- [PROVIDED RECORDS]
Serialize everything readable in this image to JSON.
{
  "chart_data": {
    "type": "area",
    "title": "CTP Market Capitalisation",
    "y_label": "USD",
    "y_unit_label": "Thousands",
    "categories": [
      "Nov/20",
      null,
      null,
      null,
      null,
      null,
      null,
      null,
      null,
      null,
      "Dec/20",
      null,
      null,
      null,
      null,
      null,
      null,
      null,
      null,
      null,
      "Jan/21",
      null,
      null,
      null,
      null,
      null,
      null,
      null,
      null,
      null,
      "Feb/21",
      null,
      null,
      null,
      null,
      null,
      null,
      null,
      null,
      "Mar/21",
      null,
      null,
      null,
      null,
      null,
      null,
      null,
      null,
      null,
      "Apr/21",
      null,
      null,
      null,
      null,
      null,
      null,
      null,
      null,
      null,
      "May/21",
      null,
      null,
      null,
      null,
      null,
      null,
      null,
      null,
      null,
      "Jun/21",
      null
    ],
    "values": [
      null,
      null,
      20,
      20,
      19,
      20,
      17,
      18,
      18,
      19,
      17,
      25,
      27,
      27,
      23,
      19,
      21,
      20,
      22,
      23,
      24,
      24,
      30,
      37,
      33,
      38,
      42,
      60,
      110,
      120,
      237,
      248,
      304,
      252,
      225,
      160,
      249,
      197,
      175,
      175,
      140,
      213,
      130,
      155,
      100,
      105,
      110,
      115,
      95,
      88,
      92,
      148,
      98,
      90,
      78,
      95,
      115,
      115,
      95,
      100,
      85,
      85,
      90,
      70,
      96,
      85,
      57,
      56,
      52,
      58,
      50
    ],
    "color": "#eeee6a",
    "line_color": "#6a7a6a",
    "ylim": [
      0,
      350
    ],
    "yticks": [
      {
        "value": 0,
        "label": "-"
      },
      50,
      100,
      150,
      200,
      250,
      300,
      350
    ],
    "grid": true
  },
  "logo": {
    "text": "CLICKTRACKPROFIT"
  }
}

- [INSTRUCTION]
Reproduce the full set of records precisely.

- [RESULT FOR THIS EXERCISE]
Serialize everything readable in this image to JSON.
{
  "chart_data": {
    "type": "area",
    "title": "CTP Market Capitalisation",
    "y_label": "USD",
    "y_unit_label": "Thousands",
    "categories": [
      "Nov/20",
      null,
      null,
      null,
      null,
      null,
      null,
      null,
      null,
      null,
      "Dec/20",
      null,
      null,
      null,
      null,
      null,
      null,
      null,
      null,
      null,
      "Jan/21",
      null,
      null,
      null,
      null,
      null,
      null,
      null,
      null,
      null,
      "Feb/21",
      null,
      null,
      null,
      null,
      null,
      null,
      null,
      null,
      "Mar/21",
      null,
      null,
      null,
      null,
      null,
      null,
      null,
      null,
      null,
      "Apr/21",
      null,
      null,
      null,
      null,
      null,
      null,
      null,
      null,
      null,
      "May/21",
      null,
      null,
      null,
      null,
      null,
      null,
      null,
      null,
      null,
      "Jun/21",
      null
    ],
    "values": [
      null,
      null,
      20,
      20,
      19,
      20,
      17,
      18,
      18,
      19,
      17,
      25,
      27,
      27,
      23,
      19,
      21,
      20,
      22,
      23,
      24,
      24,
      30,
      37,
      33,
      38,
      42,
      60,
      110,
      120,
      237,
      248,
      304,
      252,
      225,
      160,
      249,
      197,
      175,
      175,
      140,
      213,
      130,
      155,
      100,
      105,
      110,
      115,
      95,
      88,
      92,
      148,
      98,
      90,
      78,
      95,
      115,
      115,
      95,
      100,
      85,
      85,
      90,
      70,
      96,
      85,
      57,
      56,
      52,
      58,
      50
    ],
    "color": "#eeee6a",
    "line_color": "#6a7a6a",
    "ylim": [
      0,
      350
    ],
    "yticks": [
      {
        "value": 0,
        "label": "-"
      },
      50,
      100,
      150,
      200,
      250,
      300,
      350
    ],
    "grid": true
  },
  "logo": {
    "text": "CLICKTRACKPROFIT"
  }
}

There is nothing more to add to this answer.